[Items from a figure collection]

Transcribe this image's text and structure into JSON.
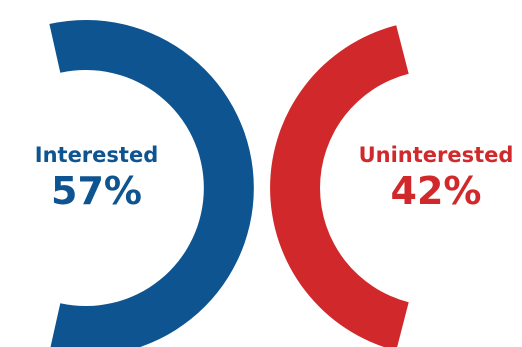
{
  "chart_data": {
    "type": "pie",
    "style": "split-half-donut",
    "series": [
      {
        "name": "Interested",
        "value": 57,
        "value_label": "57%",
        "color": "#0d5490",
        "side": "left"
      },
      {
        "name": "Uninterested",
        "value": 42,
        "value_label": "42%",
        "color": "#d1292b",
        "side": "right"
      }
    ],
    "title": "",
    "legend": "none"
  }
}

- [PROBLEM DESCRIPTION] Where a line above holds the string "name", show that line.

- [RIGHT ANSWER]
        "name": "Interested",
        "name": "Uninterested",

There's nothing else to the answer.